◆ The request ◆
Determine how many lines include "deferred". Give the number and nothing else.
===== Available data =====
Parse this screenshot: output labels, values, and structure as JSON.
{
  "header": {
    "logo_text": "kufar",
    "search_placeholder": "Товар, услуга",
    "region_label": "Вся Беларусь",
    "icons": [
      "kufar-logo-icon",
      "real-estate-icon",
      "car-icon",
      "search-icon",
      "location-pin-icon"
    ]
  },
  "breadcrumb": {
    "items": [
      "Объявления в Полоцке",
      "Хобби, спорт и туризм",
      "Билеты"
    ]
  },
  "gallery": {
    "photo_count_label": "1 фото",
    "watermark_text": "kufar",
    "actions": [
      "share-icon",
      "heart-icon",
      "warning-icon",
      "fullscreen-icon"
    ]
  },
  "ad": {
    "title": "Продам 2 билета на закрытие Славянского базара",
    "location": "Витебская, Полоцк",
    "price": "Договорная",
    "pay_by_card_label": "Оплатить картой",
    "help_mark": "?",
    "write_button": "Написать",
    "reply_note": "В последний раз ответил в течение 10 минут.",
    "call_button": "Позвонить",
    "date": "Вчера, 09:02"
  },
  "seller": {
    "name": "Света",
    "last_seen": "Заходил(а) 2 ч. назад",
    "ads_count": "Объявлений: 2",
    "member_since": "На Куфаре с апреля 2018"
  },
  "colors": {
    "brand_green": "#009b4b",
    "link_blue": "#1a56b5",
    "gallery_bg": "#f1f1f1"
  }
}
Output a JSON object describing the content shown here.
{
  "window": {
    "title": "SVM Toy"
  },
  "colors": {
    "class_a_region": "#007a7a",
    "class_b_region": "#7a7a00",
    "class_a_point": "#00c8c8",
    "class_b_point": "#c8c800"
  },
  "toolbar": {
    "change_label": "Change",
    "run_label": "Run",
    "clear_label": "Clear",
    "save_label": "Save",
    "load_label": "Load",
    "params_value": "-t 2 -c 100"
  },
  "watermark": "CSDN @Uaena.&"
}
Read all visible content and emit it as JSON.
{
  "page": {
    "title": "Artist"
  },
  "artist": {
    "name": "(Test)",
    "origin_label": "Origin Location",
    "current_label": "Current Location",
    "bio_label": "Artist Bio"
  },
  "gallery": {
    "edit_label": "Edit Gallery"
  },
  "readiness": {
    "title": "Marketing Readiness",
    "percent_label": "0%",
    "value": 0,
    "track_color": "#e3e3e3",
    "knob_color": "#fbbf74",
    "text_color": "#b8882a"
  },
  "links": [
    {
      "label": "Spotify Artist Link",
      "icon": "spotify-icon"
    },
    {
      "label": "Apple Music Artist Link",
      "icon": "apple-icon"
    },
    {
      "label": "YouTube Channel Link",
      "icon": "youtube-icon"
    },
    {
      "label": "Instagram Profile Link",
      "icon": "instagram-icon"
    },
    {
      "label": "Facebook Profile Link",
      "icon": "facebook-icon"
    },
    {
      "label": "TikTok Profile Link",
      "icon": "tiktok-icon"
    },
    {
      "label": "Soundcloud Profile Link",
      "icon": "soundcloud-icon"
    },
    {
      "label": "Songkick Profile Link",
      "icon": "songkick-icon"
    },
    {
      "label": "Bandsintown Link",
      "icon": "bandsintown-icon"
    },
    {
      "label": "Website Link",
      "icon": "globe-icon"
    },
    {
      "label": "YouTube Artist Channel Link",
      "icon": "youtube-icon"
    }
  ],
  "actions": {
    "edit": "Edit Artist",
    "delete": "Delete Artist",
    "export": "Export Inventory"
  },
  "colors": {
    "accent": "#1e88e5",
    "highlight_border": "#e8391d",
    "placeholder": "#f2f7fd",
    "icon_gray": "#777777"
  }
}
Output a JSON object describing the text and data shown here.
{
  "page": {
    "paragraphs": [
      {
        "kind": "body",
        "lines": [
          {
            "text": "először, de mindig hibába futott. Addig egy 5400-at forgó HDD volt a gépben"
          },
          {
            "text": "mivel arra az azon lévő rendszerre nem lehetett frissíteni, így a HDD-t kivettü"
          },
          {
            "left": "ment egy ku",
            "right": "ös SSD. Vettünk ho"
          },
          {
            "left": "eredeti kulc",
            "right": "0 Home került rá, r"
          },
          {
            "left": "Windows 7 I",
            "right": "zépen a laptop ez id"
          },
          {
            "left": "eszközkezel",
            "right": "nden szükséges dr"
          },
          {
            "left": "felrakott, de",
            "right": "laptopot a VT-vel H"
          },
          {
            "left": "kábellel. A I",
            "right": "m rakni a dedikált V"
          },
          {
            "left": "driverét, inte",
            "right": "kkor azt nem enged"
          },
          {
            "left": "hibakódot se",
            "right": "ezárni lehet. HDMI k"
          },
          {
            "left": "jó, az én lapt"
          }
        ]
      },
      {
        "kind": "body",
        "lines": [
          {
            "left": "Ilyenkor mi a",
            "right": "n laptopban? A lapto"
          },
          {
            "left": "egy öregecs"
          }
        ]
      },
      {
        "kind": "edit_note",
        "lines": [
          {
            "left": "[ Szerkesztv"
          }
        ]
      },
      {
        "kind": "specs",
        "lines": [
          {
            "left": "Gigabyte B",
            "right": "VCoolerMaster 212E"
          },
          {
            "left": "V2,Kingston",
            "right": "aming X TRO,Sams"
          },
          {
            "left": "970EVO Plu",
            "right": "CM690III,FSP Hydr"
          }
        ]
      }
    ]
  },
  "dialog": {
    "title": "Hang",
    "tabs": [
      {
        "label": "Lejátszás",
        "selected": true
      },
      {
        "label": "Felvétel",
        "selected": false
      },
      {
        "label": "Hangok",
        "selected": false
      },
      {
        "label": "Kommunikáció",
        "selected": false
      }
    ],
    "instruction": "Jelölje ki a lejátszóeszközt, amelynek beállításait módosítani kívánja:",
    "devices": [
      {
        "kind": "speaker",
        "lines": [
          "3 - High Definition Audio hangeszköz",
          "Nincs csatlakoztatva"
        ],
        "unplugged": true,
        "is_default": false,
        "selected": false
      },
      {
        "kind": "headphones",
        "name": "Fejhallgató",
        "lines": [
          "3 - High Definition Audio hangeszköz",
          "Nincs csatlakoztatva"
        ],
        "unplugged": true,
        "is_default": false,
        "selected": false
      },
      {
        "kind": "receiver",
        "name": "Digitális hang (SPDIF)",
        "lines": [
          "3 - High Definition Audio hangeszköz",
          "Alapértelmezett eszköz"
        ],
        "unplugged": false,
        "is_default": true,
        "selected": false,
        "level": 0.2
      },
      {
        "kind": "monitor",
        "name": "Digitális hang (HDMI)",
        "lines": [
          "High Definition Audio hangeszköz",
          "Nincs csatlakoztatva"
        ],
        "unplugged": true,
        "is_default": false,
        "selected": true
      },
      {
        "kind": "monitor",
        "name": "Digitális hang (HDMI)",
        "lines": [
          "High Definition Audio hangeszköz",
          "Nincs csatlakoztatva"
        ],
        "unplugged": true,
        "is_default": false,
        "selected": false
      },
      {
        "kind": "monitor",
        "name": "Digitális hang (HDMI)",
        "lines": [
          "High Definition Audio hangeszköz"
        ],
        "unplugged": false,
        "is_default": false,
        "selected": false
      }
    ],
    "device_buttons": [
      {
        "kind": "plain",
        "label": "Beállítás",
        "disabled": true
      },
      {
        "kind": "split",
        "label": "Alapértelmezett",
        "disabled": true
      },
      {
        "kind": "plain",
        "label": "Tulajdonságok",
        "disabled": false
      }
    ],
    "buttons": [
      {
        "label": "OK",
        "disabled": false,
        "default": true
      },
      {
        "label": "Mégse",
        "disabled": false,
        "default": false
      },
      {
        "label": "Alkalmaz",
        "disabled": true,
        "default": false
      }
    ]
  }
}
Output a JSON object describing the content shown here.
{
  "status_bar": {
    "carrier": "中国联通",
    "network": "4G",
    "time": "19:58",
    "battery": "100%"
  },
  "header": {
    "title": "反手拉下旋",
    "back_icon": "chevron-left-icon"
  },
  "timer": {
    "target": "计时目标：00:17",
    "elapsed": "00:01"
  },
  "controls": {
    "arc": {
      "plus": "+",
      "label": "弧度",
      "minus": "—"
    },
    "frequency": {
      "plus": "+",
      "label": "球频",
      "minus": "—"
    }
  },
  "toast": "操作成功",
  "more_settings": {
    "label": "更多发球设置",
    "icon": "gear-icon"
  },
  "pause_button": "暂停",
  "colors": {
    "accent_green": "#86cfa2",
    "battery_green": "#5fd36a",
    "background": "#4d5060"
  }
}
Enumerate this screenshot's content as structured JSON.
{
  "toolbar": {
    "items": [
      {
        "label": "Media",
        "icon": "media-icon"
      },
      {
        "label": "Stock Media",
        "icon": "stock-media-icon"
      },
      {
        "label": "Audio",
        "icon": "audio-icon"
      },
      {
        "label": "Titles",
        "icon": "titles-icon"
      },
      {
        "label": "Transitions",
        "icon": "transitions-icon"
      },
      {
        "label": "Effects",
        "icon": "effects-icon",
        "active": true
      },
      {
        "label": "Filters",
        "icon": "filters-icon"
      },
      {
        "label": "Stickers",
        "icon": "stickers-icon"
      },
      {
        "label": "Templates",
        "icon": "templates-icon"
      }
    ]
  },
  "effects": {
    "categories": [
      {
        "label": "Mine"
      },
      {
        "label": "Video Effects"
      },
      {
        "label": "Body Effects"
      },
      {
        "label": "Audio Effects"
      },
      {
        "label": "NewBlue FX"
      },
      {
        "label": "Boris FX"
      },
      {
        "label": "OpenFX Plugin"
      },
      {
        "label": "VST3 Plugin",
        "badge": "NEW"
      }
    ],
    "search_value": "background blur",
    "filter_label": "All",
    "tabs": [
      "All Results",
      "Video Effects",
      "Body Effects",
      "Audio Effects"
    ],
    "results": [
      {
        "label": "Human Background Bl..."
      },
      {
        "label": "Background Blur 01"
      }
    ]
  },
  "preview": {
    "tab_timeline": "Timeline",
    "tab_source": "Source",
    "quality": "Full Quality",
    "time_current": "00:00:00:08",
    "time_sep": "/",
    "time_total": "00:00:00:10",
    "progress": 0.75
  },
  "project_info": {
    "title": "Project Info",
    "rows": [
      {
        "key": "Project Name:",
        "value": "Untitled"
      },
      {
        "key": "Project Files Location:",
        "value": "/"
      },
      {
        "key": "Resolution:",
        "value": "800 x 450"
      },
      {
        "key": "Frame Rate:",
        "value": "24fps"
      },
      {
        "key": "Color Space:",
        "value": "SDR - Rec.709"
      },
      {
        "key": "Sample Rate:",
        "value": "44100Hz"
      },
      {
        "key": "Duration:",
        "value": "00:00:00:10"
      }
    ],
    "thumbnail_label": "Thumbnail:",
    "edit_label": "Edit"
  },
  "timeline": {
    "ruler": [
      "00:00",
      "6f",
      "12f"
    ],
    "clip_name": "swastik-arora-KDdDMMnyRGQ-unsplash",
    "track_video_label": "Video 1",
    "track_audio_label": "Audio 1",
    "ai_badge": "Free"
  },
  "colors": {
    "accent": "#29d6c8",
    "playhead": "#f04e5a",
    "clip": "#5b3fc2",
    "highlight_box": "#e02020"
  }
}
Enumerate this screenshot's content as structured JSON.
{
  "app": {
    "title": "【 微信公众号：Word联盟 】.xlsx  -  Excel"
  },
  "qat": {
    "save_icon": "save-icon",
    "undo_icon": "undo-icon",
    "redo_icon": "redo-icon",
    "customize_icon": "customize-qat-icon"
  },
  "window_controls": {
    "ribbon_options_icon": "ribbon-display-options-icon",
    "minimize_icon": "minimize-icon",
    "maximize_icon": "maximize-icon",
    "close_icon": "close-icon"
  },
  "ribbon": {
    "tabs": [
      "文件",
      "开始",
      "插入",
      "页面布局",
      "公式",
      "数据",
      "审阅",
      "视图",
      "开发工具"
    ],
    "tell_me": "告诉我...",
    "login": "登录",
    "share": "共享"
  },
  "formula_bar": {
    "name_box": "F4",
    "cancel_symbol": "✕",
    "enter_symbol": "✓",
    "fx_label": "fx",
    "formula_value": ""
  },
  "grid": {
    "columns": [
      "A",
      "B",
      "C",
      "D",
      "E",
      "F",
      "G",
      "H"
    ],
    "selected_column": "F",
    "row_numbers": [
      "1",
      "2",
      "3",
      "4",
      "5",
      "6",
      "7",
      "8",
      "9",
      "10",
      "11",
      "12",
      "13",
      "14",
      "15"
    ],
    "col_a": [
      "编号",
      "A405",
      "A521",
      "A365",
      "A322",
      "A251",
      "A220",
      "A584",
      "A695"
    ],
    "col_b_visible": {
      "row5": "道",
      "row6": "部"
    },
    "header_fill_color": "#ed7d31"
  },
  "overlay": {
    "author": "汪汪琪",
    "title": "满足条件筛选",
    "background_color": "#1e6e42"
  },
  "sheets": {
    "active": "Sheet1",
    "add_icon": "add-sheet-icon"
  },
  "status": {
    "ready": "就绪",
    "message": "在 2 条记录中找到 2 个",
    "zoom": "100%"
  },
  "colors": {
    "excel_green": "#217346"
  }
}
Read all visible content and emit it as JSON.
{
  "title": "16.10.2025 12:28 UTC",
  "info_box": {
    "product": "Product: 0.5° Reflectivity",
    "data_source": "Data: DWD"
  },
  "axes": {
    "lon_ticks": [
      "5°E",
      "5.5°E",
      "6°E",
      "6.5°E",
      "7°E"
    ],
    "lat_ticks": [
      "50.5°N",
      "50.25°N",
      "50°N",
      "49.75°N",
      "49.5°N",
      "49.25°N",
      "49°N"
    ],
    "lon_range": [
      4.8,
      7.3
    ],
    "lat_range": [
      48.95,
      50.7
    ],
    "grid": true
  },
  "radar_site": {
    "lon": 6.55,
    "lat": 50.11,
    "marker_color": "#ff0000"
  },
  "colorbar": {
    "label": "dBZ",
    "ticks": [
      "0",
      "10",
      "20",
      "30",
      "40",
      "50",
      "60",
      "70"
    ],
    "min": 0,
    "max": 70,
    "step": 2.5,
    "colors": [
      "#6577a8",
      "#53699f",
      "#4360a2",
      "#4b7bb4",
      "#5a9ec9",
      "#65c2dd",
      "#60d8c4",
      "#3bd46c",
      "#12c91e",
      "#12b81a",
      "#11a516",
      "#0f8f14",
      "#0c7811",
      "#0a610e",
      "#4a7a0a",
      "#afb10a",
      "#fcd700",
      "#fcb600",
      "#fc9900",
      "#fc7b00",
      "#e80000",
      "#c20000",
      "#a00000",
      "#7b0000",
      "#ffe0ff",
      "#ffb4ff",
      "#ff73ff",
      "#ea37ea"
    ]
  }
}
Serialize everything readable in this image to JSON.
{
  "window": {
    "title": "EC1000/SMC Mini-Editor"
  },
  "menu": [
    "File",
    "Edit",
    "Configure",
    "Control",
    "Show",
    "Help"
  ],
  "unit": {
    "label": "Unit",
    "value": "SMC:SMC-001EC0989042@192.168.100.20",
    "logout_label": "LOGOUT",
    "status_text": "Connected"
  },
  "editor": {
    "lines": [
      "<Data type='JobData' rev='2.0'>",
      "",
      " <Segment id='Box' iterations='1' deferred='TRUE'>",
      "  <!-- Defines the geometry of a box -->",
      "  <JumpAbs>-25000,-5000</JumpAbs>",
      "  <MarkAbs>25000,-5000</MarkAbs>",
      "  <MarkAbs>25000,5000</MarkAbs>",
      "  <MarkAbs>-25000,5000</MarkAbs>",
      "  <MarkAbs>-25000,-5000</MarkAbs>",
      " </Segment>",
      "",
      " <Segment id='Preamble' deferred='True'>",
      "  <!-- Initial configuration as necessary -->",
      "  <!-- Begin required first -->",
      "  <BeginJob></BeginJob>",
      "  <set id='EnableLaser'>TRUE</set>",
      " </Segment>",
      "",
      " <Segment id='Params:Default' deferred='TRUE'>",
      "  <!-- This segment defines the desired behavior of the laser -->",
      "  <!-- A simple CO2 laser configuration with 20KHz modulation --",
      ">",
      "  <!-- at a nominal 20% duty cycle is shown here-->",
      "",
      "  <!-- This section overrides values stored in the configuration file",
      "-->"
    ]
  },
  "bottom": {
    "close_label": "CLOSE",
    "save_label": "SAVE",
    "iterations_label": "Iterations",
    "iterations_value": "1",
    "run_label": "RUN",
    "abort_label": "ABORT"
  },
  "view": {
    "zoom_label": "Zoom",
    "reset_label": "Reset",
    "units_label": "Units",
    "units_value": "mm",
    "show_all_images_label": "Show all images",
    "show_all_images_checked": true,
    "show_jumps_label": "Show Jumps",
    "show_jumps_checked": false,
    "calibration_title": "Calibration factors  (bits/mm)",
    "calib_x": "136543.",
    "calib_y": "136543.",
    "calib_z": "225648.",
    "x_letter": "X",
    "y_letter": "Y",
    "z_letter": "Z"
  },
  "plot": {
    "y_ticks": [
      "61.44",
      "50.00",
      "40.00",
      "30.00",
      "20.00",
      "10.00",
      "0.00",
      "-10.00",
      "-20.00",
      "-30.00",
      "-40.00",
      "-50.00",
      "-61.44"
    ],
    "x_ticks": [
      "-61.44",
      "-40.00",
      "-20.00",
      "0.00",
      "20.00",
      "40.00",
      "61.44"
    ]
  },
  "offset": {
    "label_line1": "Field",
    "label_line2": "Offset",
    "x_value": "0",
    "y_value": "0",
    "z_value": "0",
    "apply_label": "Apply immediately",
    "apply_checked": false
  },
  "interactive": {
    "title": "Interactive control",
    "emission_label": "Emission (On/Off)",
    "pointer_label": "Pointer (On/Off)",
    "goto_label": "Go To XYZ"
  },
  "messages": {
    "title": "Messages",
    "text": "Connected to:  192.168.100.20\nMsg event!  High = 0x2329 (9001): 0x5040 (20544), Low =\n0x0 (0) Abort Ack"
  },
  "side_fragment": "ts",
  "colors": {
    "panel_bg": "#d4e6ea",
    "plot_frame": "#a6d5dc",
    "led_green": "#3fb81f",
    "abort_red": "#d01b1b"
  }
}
=====
◆ Answer ◆
3